# Exercise goal:
Gather all lines with "καθηγητὴς" from the records.

Stored records
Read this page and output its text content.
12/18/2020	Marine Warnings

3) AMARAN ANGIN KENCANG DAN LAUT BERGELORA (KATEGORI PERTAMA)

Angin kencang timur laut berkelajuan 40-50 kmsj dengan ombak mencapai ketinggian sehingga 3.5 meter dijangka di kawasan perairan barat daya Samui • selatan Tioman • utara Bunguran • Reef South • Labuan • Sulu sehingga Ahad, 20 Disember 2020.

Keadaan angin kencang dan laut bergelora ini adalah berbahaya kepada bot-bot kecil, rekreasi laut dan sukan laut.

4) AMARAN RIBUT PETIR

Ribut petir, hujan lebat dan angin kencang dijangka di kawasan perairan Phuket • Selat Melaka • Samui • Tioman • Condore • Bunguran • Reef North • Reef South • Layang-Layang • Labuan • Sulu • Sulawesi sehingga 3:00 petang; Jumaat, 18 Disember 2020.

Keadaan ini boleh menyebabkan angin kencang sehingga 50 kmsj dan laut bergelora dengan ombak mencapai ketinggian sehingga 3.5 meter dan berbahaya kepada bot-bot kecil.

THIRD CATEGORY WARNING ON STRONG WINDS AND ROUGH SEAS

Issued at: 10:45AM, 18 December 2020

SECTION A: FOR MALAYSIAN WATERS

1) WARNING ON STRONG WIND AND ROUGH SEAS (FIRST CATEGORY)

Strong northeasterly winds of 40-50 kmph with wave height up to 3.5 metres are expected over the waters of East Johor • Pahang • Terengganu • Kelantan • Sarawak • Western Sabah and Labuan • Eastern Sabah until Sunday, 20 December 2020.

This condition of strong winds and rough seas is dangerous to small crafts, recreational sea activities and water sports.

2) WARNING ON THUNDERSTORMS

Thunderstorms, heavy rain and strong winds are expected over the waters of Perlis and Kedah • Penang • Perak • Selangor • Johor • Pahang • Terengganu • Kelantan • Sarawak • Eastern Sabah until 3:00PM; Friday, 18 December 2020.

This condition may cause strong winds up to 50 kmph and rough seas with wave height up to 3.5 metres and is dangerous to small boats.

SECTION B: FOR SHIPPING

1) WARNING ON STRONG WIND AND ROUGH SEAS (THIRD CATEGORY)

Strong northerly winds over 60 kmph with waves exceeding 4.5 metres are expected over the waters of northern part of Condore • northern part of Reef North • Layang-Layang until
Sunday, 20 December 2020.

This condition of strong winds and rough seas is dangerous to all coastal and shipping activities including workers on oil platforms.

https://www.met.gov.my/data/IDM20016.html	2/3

---

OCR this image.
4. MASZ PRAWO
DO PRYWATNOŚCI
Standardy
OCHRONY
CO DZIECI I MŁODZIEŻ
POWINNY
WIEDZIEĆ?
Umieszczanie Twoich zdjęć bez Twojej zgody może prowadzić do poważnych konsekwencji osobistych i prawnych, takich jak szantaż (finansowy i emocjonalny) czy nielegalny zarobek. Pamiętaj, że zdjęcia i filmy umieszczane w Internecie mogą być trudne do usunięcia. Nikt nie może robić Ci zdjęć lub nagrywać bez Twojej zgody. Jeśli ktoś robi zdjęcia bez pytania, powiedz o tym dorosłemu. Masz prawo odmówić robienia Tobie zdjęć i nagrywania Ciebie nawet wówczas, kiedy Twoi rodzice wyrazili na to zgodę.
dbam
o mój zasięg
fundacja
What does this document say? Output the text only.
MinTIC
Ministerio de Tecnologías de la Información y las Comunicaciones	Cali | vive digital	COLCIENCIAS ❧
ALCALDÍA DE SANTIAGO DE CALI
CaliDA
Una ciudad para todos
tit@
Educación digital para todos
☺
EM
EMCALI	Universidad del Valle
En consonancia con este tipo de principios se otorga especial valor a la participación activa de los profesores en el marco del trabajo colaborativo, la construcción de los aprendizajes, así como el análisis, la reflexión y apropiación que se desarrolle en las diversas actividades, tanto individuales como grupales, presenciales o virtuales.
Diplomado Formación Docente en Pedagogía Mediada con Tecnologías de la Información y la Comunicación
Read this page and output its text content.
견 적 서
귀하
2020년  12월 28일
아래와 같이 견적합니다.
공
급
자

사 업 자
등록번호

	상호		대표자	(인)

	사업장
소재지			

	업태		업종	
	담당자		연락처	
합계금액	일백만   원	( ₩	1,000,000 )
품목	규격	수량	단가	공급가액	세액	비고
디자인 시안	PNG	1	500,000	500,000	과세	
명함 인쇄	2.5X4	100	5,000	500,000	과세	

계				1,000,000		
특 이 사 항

---

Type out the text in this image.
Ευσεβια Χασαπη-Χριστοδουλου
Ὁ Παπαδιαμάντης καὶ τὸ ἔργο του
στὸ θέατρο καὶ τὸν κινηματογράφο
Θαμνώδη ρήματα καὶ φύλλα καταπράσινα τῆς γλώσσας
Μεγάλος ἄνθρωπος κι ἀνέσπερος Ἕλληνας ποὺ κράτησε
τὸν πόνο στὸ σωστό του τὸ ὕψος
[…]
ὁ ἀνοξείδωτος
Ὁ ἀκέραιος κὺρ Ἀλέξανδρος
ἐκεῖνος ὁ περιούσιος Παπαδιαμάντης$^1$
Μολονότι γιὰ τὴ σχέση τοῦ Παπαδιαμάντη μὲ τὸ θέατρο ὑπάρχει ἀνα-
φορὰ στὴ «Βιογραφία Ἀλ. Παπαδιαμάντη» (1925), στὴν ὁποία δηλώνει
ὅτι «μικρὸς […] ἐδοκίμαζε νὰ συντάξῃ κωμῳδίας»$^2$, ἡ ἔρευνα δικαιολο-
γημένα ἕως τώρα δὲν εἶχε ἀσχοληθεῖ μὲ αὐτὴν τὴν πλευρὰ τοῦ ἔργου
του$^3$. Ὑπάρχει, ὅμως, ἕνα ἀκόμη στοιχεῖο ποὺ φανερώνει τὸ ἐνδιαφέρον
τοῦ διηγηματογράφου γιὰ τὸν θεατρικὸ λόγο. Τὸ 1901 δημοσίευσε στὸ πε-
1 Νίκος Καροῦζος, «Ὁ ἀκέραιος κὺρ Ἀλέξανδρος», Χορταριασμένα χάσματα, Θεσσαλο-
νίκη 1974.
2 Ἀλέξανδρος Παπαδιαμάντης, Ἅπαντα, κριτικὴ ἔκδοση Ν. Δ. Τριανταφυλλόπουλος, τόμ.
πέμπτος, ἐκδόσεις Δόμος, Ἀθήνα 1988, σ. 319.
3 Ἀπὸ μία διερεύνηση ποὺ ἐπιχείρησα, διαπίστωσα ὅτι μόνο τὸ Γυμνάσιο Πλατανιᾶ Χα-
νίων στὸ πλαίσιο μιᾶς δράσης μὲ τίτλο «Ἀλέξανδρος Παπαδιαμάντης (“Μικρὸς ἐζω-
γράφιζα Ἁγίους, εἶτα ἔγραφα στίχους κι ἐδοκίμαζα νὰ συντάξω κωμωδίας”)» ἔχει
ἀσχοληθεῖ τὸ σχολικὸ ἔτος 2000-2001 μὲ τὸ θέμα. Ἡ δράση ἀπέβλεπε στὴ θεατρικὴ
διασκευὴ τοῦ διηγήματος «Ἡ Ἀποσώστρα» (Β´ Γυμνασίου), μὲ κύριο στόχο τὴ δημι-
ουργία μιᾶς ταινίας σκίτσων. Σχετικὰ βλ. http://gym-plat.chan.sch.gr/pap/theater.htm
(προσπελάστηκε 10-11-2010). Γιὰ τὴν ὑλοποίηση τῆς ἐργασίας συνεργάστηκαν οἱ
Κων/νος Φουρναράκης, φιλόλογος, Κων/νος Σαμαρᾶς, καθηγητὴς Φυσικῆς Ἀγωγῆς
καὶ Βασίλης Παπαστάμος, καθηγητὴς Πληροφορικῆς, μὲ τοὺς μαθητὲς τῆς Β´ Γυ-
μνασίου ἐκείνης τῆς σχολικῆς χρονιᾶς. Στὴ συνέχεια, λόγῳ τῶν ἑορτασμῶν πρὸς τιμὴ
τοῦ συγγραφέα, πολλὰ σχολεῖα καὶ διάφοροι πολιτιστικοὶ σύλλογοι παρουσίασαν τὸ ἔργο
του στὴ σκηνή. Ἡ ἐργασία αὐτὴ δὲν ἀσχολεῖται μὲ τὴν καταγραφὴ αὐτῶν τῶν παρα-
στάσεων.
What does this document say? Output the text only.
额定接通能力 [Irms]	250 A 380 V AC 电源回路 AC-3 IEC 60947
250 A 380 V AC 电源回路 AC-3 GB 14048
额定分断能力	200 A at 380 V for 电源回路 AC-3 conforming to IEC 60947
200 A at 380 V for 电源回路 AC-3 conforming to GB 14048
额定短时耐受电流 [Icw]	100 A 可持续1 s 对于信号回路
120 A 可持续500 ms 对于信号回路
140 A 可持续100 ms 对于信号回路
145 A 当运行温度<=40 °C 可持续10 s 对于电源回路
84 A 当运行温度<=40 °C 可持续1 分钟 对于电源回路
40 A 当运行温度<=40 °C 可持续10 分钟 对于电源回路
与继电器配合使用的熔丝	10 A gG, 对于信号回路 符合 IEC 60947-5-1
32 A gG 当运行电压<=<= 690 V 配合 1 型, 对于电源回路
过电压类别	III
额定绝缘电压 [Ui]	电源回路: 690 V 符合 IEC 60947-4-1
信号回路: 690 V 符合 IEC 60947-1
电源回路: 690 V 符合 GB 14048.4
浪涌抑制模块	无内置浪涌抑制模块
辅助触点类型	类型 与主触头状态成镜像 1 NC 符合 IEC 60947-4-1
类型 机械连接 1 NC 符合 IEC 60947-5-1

# Response:
Κων/νος Φουρναράκης, φιλόλογος, Κων/νος Σαμαρᾶς, καθηγητὴς Φυσικῆς Ἀγωγῆς
καὶ Βασίλης Παπαστάμος, καθηγητὴς Πληροφορικῆς, μὲ τοὺς μαθητὲς τῆς Β´ Γυ-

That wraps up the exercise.